ITEMS:
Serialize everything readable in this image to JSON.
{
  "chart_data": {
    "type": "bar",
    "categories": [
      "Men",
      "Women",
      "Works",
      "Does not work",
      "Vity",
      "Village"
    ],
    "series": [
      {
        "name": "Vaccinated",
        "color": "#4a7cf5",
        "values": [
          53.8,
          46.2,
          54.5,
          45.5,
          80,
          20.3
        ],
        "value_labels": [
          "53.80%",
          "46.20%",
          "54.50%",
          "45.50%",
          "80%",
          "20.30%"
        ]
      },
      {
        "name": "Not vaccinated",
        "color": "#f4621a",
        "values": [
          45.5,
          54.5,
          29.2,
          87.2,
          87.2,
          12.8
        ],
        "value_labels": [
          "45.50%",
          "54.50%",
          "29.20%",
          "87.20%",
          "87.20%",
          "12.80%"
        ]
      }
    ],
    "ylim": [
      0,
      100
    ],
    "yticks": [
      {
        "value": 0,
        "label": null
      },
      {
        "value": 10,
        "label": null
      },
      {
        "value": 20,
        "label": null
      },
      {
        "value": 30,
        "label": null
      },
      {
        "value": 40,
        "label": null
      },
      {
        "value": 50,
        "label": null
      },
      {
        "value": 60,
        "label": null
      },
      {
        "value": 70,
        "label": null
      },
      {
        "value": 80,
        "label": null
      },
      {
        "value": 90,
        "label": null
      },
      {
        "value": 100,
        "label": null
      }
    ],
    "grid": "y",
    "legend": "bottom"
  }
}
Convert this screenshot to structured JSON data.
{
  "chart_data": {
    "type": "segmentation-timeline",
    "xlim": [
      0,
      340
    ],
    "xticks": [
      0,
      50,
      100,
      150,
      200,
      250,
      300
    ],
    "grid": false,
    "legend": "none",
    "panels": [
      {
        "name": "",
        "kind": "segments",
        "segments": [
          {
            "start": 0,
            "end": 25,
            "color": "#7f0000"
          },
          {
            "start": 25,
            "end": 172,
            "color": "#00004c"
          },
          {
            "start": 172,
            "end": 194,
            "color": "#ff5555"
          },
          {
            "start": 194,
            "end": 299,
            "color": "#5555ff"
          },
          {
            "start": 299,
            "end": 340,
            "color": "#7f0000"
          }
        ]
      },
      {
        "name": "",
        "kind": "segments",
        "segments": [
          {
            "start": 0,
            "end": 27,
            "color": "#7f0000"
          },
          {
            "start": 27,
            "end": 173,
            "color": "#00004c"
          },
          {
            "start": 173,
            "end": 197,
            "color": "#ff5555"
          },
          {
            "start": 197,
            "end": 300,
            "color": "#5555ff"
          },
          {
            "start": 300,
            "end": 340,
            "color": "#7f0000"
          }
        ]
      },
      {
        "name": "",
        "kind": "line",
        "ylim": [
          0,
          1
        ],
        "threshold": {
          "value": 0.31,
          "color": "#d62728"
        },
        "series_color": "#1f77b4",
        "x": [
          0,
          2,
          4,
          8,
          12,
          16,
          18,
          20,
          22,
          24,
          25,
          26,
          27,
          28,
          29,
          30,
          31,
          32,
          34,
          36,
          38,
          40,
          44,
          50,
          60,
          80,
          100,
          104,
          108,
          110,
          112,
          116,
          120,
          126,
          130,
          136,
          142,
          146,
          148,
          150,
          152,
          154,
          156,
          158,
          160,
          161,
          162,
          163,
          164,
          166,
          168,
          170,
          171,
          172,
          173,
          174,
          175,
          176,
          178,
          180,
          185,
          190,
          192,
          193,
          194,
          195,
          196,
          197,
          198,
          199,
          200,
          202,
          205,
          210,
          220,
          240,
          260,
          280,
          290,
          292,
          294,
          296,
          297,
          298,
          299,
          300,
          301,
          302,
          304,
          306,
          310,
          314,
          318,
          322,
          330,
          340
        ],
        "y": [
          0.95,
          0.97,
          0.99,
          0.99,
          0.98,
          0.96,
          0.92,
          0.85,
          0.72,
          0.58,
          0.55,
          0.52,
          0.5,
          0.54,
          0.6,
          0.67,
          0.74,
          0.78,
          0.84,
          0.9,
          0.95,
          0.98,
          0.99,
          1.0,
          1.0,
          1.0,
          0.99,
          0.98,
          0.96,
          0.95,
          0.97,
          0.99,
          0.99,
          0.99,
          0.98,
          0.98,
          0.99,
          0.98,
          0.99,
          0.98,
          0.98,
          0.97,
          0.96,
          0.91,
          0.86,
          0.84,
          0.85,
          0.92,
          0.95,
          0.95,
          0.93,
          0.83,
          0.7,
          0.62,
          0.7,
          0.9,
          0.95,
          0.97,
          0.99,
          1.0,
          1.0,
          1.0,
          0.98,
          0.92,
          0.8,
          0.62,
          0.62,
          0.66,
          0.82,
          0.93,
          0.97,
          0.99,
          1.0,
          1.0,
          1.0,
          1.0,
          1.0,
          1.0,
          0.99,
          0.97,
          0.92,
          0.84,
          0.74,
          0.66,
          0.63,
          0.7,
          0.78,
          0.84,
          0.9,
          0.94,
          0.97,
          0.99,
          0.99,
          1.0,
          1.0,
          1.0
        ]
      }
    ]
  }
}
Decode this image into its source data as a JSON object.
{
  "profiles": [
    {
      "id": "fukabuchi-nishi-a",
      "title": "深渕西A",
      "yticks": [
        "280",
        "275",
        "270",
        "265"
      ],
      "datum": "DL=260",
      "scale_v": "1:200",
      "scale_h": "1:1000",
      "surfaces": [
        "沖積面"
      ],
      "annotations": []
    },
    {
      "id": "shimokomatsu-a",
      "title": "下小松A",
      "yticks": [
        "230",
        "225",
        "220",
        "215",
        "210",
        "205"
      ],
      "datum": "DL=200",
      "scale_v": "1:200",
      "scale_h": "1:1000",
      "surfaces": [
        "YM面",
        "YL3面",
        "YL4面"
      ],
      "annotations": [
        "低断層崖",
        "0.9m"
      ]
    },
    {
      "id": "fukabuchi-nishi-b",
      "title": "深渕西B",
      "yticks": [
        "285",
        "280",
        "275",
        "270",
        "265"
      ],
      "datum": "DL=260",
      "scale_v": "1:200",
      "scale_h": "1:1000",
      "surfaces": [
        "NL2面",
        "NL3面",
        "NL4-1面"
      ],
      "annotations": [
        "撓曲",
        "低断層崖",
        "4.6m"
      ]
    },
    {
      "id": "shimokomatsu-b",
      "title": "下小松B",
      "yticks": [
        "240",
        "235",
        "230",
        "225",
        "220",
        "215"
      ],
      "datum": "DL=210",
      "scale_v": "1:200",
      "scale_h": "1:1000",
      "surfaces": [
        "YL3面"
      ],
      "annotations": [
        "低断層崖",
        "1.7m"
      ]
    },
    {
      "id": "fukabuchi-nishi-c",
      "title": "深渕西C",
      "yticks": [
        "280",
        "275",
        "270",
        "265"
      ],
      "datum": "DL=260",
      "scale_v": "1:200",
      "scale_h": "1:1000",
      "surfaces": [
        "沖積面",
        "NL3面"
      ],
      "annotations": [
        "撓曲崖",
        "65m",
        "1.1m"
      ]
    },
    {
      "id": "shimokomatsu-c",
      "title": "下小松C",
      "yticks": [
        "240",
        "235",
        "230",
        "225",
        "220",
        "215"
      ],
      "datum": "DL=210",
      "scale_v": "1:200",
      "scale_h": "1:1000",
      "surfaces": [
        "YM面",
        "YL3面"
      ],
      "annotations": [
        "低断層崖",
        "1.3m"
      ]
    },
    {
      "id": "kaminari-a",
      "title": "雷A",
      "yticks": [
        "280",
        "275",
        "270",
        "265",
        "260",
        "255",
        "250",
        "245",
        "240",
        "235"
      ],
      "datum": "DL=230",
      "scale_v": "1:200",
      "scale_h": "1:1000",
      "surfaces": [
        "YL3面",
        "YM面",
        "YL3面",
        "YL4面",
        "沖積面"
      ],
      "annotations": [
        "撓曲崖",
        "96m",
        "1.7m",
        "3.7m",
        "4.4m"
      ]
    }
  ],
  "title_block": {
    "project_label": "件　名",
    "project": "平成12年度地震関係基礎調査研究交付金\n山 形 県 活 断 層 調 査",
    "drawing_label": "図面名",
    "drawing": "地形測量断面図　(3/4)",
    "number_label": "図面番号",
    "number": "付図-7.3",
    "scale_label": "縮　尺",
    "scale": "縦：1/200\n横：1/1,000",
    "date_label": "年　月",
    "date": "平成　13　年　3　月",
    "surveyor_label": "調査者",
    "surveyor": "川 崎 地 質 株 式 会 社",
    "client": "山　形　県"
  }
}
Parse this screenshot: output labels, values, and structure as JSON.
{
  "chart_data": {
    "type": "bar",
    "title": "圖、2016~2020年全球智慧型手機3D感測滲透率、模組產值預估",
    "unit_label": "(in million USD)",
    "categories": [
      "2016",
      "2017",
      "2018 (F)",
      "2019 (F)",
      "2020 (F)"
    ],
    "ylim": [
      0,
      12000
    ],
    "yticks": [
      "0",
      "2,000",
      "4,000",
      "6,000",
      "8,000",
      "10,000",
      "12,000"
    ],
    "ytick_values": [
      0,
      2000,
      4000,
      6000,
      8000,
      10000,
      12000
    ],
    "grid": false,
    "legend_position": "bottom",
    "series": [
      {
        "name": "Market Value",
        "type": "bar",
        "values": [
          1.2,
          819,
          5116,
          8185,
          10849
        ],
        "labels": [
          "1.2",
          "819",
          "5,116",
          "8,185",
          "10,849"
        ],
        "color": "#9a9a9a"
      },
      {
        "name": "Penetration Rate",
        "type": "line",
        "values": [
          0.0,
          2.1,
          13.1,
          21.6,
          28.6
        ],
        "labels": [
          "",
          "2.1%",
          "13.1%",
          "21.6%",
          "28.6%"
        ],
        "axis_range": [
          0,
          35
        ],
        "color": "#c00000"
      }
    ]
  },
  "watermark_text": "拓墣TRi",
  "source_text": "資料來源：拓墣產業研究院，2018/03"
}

TASK DETAILS: Copy every line of the listing that includes the string "start".

COMPLETE OUTPUT:
            "start": 0,
            "start": 25,
            "start": 172,
            "start": 194,
            "start": 299,
            "start": 0,
            "start": 27,
            "start": 173,
            "start": 197,
            "start": 300,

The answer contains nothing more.